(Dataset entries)
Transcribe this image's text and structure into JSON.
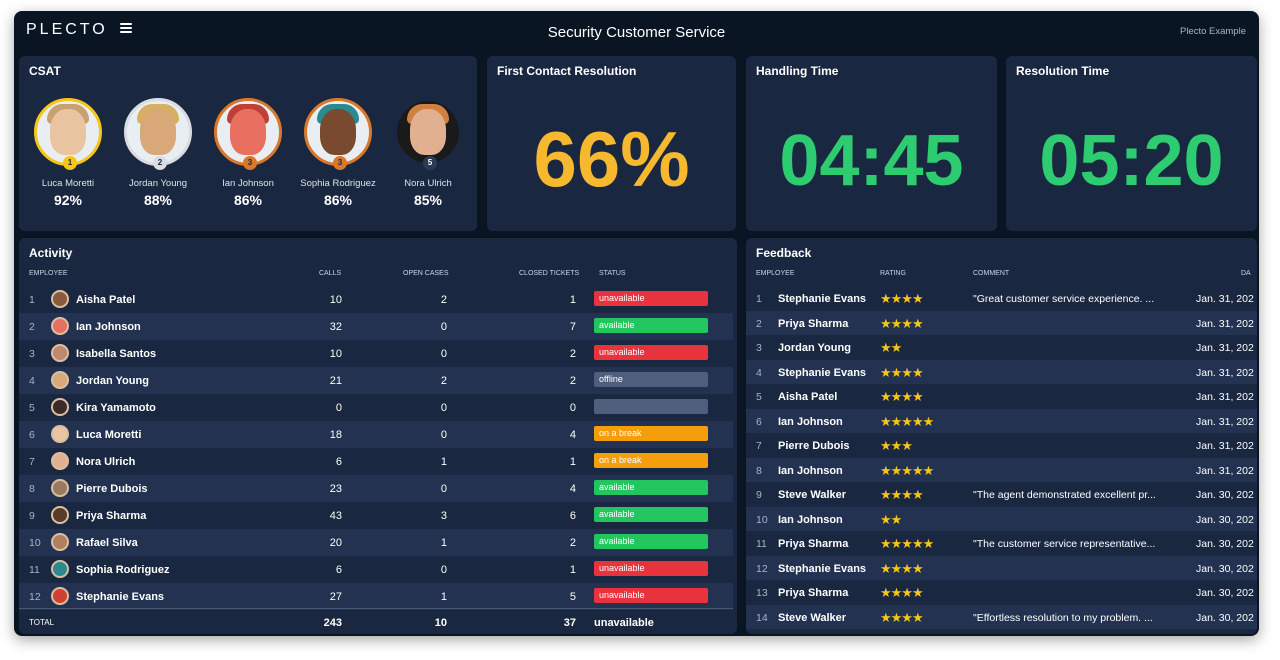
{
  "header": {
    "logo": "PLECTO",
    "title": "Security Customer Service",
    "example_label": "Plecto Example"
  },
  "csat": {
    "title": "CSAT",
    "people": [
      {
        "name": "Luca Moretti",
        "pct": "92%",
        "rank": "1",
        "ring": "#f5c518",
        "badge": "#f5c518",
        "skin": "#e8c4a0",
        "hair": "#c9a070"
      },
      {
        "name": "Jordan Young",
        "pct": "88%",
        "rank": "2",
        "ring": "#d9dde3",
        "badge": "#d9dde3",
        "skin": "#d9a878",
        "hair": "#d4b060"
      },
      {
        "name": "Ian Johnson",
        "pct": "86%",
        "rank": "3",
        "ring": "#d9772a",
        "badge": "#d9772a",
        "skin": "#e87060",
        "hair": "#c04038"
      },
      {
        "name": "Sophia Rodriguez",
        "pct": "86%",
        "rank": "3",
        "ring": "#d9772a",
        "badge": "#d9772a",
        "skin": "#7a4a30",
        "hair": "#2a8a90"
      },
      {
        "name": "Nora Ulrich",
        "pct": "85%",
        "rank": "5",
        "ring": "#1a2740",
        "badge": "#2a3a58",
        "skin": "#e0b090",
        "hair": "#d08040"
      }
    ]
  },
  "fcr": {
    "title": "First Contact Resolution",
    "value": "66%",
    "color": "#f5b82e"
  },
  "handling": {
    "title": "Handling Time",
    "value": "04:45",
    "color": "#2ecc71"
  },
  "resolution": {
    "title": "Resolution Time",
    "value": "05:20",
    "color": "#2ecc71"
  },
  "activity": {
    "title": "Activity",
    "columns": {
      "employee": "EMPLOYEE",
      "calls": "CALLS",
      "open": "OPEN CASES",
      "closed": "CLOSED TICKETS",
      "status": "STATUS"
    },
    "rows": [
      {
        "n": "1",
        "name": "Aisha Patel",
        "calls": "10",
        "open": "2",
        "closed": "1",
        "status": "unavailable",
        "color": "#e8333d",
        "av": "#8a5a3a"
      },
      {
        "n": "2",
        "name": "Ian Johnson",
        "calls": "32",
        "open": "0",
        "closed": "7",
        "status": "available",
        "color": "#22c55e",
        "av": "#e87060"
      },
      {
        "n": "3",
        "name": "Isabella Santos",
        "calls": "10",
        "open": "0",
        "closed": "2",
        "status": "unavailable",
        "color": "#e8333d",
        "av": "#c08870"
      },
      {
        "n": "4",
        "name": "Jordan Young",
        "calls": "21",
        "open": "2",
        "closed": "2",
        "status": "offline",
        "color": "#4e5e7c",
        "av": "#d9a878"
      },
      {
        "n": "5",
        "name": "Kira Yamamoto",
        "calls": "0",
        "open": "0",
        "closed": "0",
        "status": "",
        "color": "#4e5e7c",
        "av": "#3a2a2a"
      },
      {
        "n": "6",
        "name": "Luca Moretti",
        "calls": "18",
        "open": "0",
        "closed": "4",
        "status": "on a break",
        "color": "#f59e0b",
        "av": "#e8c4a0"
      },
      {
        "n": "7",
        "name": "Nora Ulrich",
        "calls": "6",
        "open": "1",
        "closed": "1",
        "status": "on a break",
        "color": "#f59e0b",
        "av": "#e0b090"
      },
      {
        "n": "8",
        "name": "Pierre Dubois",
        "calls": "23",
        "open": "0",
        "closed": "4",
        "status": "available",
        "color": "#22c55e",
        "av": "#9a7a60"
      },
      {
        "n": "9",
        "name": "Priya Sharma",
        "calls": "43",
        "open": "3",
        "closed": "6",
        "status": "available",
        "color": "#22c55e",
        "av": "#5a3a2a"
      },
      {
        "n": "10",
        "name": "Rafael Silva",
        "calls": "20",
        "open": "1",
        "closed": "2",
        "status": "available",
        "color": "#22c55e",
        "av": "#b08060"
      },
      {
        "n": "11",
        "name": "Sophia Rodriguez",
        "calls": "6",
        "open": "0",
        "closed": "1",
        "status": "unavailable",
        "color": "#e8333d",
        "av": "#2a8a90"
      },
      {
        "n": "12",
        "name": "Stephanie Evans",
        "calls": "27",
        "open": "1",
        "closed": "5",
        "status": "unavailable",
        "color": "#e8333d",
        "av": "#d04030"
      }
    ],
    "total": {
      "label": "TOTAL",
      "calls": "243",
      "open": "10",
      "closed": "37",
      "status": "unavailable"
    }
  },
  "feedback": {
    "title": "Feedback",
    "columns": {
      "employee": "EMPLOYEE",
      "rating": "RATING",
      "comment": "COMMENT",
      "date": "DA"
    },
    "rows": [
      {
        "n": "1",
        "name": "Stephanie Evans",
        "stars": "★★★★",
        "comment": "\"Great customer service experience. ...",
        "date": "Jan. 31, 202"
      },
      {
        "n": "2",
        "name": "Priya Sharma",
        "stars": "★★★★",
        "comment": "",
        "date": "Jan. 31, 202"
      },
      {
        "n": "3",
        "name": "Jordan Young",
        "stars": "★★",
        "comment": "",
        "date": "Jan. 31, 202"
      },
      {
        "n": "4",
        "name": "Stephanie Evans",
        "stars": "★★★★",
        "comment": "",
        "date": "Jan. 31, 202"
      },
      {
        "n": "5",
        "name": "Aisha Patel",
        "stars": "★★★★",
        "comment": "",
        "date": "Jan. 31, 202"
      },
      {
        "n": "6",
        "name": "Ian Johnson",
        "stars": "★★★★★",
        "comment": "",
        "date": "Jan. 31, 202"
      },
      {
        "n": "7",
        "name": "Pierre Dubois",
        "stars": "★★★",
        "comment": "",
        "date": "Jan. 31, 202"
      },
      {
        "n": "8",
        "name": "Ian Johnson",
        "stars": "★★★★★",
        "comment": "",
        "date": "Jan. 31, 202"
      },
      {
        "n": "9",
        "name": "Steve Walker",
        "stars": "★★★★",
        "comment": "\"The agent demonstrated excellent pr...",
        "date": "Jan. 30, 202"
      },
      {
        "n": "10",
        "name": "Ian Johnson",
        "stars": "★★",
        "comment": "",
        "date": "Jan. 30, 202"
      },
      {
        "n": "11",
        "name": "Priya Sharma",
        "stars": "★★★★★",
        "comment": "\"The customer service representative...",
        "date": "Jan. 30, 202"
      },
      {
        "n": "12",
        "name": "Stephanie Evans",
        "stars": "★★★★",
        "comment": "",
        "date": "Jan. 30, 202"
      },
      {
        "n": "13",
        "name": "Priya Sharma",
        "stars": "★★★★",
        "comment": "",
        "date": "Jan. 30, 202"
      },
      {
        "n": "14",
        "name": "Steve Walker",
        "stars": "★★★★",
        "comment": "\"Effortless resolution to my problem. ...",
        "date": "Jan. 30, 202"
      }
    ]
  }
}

==

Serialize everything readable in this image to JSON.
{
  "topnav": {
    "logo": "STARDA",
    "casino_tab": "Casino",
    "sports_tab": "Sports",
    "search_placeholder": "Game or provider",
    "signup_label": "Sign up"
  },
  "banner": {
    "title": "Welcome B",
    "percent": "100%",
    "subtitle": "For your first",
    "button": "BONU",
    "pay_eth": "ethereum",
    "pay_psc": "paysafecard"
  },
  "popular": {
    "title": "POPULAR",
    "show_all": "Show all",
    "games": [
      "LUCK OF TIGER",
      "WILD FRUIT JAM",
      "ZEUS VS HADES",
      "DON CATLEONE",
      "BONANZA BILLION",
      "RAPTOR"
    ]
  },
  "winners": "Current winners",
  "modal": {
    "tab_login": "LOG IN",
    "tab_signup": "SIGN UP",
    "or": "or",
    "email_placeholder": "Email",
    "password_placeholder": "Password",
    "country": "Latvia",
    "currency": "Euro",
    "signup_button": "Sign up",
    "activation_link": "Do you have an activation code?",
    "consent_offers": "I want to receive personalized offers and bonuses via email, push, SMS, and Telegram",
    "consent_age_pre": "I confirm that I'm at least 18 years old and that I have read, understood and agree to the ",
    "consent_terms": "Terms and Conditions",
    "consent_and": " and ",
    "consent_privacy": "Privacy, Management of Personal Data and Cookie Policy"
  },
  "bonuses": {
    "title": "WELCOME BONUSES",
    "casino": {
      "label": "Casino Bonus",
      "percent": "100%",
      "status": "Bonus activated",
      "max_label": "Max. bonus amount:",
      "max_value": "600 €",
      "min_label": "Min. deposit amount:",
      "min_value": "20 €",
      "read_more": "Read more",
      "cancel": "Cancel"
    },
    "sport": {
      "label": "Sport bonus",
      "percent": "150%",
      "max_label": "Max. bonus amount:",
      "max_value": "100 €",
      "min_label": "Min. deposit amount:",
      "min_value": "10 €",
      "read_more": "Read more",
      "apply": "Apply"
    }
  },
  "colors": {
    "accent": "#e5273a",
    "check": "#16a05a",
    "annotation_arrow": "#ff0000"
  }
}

* **EXERCISE PROMPT**: Filter the entries and copy out every line with the word "ring".

* **COMPLETE ANSWER**:
        "ring": "#f5c518",
        "ring": "#d9dde3",
        "ring": "#d9772a",
        "ring": "#d9772a",
        "ring": "#1a2740",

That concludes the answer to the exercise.